## Dataset content
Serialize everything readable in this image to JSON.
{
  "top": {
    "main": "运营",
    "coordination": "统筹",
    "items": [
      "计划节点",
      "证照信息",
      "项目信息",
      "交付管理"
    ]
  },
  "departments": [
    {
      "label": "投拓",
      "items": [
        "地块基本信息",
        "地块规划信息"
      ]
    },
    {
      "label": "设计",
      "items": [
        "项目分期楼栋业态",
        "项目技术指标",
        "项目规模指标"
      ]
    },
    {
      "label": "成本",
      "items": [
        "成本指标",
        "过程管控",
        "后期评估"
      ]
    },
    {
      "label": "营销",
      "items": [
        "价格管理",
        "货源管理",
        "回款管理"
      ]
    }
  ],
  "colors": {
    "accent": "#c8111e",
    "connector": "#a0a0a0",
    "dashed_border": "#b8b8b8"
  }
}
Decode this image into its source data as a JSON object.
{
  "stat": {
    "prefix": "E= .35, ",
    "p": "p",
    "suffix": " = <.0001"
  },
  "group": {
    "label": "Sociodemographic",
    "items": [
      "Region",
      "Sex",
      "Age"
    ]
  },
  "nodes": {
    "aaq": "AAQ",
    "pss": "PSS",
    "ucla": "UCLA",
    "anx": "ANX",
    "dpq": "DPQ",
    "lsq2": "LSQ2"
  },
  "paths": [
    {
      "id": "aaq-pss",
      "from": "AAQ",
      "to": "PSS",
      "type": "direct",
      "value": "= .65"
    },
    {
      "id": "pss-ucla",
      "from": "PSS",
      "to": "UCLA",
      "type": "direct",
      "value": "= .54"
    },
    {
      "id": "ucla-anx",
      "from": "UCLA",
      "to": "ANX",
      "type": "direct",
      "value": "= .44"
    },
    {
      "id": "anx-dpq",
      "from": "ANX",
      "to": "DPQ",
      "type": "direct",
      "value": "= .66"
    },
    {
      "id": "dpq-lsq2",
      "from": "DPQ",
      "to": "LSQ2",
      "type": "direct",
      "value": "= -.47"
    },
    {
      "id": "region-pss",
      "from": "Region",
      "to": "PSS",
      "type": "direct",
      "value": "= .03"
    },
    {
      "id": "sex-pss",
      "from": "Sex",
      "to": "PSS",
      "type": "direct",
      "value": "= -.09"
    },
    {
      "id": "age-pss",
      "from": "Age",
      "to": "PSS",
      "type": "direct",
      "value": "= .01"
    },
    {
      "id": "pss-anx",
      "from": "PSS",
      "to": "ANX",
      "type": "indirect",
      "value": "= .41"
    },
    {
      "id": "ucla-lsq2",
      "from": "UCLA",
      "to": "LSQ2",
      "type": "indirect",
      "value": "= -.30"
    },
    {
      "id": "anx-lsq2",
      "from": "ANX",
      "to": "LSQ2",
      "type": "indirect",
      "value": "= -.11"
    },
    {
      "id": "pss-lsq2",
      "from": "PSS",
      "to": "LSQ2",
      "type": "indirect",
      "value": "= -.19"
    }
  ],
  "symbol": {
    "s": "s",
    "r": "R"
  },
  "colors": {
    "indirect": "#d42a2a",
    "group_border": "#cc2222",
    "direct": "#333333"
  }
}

## Exercise details
Go through the records and print each one exactly.

## Reply to the exercise
Serialize everything readable in this image to JSON.
{
  "top": {
    "main": "运营",
    "coordination": "统筹",
    "items": [
      "计划节点",
      "证照信息",
      "项目信息",
      "交付管理"
    ]
  },
  "departments": [
    {
      "label": "投拓",
      "items": [
        "地块基本信息",
        "地块规划信息"
      ]
    },
    {
      "label": "设计",
      "items": [
        "项目分期楼栋业态",
        "项目技术指标",
        "项目规模指标"
      ]
    },
    {
      "label": "成本",
      "items": [
        "成本指标",
        "过程管控",
        "后期评估"
      ]
    },
    {
      "label": "营销",
      "items": [
        "价格管理",
        "货源管理",
        "回款管理"
      ]
    }
  ],
  "colors": {
    "accent": "#c8111e",
    "connector": "#a0a0a0",
    "dashed_border": "#b8b8b8"
  }
}
Decode this image into its source data as a JSON object.
{
  "stat": {
    "prefix": "E= .35, ",
    "p": "p",
    "suffix": " = <.0001"
  },
  "group": {
    "label": "Sociodemographic",
    "items": [
      "Region",
      "Sex",
      "Age"
    ]
  },
  "nodes": {
    "aaq": "AAQ",
    "pss": "PSS",
    "ucla": "UCLA",
    "anx": "ANX",
    "dpq": "DPQ",
    "lsq2": "LSQ2"
  },
  "paths": [
    {
      "id": "aaq-pss",
      "from": "AAQ",
      "to": "PSS",
      "type": "direct",
      "value": "= .65"
    },
    {
      "id": "pss-ucla",
      "from": "PSS",
      "to": "UCLA",
      "type": "direct",
      "value": "= .54"
    },
    {
      "id": "ucla-anx",
      "from": "UCLA",
      "to": "ANX",
      "type": "direct",
      "value": "= .44"
    },
    {
      "id": "anx-dpq",
      "from": "ANX",
      "to": "DPQ",
      "type": "direct",
      "value": "= .66"
    },
    {
      "id": "dpq-lsq2",
      "from": "DPQ",
      "to": "LSQ2",
      "type": "direct",
      "value": "= -.47"
    },
    {
      "id": "region-pss",
      "from": "Region",
      "to": "PSS",
      "type": "direct",
      "value": "= .03"
    },
    {
      "id": "sex-pss",
      "from": "Sex",
      "to": "PSS",
      "type": "direct",
      "value": "= -.09"
    },
    {
      "id": "age-pss",
      "from": "Age",
      "to": "PSS",
      "type": "direct",
      "value": "= .01"
    },
    {
      "id": "pss-anx",
      "from": "PSS",
      "to": "ANX",
      "type": "indirect",
      "value": "= .41"
    },
    {
      "id": "ucla-lsq2",
      "from": "UCLA",
      "to": "LSQ2",
      "type": "indirect",
      "value": "= -.30"
    },
    {
      "id": "anx-lsq2",
      "from": "ANX",
      "to": "LSQ2",
      "type": "indirect",
      "value": "= -.11"
    },
    {
      "id": "pss-lsq2",
      "from": "PSS",
      "to": "LSQ2",
      "type": "indirect",
      "value": "= -.19"
    }
  ],
  "symbol": {
    "s": "s",
    "r": "R"
  },
  "colors": {
    "indirect": "#d42a2a",
    "group_border": "#cc2222",
    "direct": "#333333"
  }
}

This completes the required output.